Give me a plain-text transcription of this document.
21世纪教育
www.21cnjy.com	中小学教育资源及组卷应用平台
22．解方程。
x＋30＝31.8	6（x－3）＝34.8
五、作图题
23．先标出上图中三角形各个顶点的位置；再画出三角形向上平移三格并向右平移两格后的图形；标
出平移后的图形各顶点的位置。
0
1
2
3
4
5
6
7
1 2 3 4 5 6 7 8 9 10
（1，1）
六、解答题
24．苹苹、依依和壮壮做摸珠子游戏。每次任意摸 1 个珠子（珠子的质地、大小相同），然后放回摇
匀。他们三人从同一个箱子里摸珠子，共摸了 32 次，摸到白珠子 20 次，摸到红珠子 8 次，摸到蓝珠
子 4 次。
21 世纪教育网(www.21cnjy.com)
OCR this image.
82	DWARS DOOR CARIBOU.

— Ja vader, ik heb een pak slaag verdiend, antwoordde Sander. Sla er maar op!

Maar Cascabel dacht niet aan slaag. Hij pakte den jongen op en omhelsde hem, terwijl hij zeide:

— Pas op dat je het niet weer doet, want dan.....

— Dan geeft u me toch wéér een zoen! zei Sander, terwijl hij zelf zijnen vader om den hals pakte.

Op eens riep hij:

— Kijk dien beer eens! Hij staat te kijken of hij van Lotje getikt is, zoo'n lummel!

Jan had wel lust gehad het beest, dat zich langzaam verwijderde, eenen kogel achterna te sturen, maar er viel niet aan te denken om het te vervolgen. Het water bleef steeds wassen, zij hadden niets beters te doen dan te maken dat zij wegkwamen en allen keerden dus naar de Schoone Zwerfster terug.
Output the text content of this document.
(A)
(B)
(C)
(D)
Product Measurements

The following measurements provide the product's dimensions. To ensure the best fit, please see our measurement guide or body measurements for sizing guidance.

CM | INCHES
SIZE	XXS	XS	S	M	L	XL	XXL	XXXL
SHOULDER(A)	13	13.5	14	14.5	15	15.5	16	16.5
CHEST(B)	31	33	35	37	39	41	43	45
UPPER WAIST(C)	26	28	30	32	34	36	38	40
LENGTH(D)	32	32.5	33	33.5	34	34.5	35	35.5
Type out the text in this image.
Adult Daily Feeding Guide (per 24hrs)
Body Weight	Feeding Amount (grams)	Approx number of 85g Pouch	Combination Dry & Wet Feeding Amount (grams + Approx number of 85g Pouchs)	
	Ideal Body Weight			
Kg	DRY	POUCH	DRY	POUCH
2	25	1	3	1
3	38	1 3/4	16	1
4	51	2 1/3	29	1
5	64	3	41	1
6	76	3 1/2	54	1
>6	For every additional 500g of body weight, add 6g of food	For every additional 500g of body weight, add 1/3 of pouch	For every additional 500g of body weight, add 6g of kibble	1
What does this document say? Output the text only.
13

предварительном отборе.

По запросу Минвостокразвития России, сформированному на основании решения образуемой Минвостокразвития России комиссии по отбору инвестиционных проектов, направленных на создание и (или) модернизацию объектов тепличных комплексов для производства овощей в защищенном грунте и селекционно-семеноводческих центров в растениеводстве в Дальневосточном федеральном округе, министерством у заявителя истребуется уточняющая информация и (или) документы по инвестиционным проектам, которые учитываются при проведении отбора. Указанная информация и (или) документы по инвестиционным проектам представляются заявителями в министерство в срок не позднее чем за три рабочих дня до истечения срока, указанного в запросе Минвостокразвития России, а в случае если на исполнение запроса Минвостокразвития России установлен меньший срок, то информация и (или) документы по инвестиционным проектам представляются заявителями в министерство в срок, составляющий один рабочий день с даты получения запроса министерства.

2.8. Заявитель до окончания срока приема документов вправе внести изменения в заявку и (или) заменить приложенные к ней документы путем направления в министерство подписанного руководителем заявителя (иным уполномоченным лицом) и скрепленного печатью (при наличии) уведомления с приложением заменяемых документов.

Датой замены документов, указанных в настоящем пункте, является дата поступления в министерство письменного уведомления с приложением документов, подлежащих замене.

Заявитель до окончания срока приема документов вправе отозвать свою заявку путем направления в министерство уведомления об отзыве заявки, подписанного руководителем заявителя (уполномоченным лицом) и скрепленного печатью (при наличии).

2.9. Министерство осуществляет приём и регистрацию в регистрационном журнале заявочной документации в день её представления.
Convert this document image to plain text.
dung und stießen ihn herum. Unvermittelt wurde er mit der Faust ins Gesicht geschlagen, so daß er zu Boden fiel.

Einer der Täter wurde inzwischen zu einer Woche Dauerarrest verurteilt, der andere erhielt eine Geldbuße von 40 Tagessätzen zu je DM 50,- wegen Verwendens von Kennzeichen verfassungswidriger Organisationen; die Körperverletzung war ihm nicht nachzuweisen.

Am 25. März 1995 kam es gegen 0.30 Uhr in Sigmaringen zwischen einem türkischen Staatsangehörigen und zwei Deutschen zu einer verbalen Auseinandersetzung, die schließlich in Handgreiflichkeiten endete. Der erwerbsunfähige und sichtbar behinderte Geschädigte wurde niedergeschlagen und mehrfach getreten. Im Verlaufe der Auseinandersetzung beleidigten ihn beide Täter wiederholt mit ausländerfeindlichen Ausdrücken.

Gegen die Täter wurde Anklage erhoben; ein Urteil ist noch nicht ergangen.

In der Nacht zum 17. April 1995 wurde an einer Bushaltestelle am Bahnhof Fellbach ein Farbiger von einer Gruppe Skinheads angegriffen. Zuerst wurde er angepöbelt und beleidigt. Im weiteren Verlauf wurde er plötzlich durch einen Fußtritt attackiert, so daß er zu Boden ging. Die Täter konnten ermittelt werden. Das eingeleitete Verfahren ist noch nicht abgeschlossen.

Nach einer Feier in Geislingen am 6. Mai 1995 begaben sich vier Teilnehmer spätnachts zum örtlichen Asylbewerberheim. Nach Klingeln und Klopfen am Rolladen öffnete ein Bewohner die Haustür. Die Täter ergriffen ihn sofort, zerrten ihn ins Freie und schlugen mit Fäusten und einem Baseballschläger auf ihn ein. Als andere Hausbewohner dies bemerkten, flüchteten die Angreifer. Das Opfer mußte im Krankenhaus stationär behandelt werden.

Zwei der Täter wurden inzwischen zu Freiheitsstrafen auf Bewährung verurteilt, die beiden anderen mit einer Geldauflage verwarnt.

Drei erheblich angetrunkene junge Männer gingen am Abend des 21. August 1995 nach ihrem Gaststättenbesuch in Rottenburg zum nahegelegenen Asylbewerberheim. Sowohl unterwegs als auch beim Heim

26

━━━

Gather all lines with the string "Output" from the data.

Output the text content of this document.
What does this document say? Output the text only.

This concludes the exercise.